### RAW DATA
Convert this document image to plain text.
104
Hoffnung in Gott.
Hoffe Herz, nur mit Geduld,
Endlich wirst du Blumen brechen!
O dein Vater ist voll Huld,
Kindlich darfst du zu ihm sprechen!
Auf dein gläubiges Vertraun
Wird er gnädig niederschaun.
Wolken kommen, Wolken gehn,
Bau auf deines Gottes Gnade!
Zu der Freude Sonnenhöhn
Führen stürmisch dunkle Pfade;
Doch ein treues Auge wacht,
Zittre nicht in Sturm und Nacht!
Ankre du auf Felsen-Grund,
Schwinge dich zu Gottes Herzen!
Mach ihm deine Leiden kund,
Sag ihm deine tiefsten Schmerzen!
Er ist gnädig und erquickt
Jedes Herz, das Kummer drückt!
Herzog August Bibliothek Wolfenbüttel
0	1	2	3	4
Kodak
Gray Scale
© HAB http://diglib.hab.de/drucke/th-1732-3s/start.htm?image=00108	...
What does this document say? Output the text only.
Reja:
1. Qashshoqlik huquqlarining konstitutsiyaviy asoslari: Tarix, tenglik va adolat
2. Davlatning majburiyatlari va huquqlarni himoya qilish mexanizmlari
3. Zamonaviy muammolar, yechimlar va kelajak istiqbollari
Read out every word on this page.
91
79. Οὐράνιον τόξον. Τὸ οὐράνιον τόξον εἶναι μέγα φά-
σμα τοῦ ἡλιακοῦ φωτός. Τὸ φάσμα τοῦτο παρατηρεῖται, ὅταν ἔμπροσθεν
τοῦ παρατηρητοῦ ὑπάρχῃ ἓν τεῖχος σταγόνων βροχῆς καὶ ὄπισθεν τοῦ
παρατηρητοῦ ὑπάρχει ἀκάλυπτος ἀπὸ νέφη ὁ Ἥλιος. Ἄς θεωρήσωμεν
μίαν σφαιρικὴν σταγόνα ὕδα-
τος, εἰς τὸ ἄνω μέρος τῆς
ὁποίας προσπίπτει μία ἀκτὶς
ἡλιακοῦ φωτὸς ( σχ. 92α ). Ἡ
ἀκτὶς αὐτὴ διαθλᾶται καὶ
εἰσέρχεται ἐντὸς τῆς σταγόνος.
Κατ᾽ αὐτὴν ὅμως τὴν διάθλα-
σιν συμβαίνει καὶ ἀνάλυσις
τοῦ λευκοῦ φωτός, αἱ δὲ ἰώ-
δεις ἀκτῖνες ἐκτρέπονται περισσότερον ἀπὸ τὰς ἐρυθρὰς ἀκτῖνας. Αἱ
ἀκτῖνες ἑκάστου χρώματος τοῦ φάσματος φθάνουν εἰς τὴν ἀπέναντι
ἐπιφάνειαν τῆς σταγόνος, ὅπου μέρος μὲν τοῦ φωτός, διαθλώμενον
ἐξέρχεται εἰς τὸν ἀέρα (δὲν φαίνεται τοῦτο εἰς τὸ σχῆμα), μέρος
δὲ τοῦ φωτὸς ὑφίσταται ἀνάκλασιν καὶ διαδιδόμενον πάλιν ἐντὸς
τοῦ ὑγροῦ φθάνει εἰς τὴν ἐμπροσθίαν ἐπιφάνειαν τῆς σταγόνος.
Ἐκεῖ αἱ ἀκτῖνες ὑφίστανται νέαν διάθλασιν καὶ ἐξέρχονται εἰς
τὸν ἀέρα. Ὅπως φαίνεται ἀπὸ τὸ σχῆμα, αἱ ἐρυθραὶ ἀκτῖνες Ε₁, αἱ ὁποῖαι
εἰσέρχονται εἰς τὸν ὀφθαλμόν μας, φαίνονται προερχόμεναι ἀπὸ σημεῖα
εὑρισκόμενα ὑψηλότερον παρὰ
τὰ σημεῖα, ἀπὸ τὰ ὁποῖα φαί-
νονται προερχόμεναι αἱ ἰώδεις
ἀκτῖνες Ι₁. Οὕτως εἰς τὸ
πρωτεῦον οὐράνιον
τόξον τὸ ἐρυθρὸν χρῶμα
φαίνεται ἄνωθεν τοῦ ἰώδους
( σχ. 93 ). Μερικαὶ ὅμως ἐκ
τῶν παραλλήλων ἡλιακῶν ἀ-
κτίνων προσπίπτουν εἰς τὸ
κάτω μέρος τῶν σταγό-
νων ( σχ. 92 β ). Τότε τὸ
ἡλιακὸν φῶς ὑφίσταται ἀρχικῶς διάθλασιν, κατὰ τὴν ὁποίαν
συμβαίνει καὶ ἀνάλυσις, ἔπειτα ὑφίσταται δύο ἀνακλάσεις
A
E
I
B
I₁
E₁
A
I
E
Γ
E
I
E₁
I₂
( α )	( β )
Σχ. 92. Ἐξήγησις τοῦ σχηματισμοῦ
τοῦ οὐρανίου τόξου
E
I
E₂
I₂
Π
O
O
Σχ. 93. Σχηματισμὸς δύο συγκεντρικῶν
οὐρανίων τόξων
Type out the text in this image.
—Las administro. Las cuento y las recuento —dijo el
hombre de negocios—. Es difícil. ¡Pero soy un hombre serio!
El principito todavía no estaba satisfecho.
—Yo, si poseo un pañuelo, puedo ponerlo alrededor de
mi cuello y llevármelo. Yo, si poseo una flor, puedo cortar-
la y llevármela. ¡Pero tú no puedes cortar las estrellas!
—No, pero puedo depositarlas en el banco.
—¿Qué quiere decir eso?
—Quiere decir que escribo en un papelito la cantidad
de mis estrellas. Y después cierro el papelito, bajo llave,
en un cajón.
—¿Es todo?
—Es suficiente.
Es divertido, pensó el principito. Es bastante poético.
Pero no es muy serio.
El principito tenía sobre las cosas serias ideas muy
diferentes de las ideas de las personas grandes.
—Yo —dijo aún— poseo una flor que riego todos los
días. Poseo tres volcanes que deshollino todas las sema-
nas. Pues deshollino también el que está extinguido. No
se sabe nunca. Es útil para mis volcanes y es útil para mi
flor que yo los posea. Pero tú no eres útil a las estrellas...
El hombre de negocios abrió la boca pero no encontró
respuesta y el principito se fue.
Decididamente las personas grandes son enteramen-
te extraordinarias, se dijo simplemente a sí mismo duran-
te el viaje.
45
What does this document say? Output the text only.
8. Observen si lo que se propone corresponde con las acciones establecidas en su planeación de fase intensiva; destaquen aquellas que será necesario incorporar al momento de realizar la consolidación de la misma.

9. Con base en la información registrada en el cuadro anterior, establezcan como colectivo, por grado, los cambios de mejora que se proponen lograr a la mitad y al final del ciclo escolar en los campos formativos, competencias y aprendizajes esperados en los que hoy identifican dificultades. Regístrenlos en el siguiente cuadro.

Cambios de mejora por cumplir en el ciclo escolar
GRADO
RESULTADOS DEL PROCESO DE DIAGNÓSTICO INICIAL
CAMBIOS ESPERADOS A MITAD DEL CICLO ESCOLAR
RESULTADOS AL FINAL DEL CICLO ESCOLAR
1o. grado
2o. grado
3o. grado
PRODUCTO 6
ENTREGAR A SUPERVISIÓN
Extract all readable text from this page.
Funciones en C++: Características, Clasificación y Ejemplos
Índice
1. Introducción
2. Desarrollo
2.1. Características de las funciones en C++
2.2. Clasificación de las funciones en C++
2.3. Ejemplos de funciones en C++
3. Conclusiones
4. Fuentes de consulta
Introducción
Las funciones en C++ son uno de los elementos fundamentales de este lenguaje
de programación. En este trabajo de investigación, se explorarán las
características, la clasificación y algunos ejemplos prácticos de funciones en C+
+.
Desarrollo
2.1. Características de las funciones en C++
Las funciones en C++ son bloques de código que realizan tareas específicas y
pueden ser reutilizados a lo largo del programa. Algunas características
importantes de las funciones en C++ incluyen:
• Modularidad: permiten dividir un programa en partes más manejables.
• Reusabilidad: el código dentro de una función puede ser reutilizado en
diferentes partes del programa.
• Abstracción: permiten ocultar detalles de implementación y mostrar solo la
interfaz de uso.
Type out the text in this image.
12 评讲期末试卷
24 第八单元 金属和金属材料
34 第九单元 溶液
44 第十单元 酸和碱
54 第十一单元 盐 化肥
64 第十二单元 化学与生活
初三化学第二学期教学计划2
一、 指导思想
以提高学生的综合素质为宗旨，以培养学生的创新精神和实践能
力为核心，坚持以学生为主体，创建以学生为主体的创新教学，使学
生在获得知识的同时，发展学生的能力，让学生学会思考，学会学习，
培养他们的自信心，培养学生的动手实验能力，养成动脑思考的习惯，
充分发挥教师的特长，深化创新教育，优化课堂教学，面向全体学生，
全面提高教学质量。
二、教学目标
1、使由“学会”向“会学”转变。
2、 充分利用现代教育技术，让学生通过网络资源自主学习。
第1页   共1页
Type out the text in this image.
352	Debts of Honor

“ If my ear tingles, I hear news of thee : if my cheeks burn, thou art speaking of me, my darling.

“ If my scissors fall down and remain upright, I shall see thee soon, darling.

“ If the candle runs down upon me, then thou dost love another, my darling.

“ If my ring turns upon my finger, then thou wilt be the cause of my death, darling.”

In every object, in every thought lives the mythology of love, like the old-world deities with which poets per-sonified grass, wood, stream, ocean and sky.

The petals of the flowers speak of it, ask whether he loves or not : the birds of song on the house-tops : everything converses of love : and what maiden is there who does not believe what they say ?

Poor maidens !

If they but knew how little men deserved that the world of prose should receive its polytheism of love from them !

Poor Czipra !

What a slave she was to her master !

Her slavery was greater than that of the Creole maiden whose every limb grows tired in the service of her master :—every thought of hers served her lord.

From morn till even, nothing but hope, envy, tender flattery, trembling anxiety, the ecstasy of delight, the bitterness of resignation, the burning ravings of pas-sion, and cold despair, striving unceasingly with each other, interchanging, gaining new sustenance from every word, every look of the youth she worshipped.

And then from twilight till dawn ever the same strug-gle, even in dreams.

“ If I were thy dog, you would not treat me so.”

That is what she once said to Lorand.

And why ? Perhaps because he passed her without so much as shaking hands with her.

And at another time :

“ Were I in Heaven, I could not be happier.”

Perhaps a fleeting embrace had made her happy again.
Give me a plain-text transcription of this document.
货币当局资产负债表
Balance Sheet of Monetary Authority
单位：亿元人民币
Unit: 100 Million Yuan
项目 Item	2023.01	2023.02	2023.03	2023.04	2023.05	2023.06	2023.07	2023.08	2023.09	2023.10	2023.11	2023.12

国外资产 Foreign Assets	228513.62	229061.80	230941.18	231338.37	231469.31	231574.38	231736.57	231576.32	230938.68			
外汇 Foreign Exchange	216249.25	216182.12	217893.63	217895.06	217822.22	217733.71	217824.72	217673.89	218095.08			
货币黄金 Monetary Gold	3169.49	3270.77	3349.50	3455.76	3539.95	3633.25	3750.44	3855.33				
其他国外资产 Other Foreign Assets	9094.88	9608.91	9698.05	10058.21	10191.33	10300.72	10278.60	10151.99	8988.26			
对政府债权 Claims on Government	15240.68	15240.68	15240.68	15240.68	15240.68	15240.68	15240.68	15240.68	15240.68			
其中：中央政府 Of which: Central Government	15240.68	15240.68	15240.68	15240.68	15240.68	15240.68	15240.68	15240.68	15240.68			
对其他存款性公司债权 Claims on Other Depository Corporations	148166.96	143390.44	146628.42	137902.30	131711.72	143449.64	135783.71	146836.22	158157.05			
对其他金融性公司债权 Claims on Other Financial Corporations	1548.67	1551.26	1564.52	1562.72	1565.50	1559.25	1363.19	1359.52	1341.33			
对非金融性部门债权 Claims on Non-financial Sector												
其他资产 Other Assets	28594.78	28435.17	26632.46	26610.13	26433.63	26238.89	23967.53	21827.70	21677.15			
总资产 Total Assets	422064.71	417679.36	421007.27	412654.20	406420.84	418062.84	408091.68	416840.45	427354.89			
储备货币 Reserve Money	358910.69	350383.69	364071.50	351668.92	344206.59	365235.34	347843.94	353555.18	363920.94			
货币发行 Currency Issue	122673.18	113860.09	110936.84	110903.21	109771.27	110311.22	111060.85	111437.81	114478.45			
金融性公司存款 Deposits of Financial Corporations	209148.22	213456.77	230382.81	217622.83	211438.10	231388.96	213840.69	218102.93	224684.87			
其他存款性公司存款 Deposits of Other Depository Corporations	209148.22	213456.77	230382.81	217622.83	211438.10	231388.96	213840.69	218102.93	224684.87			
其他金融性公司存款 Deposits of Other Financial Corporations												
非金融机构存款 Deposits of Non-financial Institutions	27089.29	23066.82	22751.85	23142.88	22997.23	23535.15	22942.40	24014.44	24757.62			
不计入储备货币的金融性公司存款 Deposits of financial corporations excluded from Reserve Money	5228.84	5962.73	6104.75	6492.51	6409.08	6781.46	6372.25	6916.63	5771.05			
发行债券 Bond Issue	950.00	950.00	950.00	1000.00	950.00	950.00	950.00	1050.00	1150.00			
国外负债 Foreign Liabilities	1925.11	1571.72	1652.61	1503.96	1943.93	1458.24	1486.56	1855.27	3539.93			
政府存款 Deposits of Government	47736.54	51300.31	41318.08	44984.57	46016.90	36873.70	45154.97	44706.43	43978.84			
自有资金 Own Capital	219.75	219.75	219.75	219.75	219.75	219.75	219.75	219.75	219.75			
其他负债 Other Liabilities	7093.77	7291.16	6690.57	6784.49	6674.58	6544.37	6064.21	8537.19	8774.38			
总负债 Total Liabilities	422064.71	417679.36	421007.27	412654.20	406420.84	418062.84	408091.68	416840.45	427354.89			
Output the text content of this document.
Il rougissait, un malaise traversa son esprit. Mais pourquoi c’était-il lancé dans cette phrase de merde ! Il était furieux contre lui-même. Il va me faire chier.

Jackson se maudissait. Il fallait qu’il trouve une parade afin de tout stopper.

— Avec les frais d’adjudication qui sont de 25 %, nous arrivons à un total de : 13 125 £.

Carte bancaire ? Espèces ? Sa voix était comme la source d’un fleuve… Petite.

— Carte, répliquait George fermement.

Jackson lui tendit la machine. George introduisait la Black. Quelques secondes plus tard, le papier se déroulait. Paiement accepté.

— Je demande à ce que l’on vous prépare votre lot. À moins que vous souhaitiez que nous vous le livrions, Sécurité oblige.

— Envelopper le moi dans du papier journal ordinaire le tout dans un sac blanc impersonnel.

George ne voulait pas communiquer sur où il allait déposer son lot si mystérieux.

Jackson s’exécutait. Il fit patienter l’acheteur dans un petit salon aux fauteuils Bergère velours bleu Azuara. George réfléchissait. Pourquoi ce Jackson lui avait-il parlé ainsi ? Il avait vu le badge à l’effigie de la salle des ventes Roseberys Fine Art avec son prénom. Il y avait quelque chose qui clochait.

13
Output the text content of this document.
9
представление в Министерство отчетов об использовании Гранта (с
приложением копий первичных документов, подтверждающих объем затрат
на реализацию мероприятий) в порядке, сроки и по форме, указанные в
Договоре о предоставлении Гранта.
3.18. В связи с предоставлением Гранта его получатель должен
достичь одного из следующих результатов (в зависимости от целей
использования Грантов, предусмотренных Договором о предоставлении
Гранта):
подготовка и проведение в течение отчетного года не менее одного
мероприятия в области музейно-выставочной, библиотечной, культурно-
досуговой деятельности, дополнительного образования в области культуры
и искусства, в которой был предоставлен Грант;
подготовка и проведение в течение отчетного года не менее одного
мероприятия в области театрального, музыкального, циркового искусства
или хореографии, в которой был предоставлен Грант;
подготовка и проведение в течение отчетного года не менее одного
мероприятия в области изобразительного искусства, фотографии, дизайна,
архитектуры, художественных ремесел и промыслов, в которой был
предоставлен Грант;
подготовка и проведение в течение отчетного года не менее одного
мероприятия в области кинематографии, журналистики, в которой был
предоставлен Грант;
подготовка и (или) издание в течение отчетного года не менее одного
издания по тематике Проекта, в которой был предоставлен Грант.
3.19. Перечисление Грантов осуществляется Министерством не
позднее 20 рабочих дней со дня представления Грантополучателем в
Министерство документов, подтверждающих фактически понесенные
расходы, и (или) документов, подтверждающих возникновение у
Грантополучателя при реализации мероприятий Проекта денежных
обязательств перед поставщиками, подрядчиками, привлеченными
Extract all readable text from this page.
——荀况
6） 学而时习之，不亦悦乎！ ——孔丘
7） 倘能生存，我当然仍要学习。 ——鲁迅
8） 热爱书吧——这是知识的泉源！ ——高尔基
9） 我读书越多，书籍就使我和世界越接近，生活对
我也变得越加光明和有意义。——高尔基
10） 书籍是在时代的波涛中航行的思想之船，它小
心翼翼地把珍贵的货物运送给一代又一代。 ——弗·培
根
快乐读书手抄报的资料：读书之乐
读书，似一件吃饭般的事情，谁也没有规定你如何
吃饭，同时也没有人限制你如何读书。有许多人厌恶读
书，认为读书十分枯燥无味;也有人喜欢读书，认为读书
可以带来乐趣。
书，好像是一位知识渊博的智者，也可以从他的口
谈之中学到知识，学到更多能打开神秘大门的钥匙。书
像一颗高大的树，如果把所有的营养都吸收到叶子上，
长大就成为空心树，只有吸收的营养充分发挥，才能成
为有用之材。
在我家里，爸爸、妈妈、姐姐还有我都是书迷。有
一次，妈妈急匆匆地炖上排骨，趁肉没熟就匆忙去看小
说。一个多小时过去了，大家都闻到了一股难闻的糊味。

### WHAT TO PRODUCE
Identify each line in the records above containing the word "grandes"; copy those lines.

### WORKED ANSWER
diferentes de las ideas de las personas grandes.
Decididamente las personas grandes son enteramen-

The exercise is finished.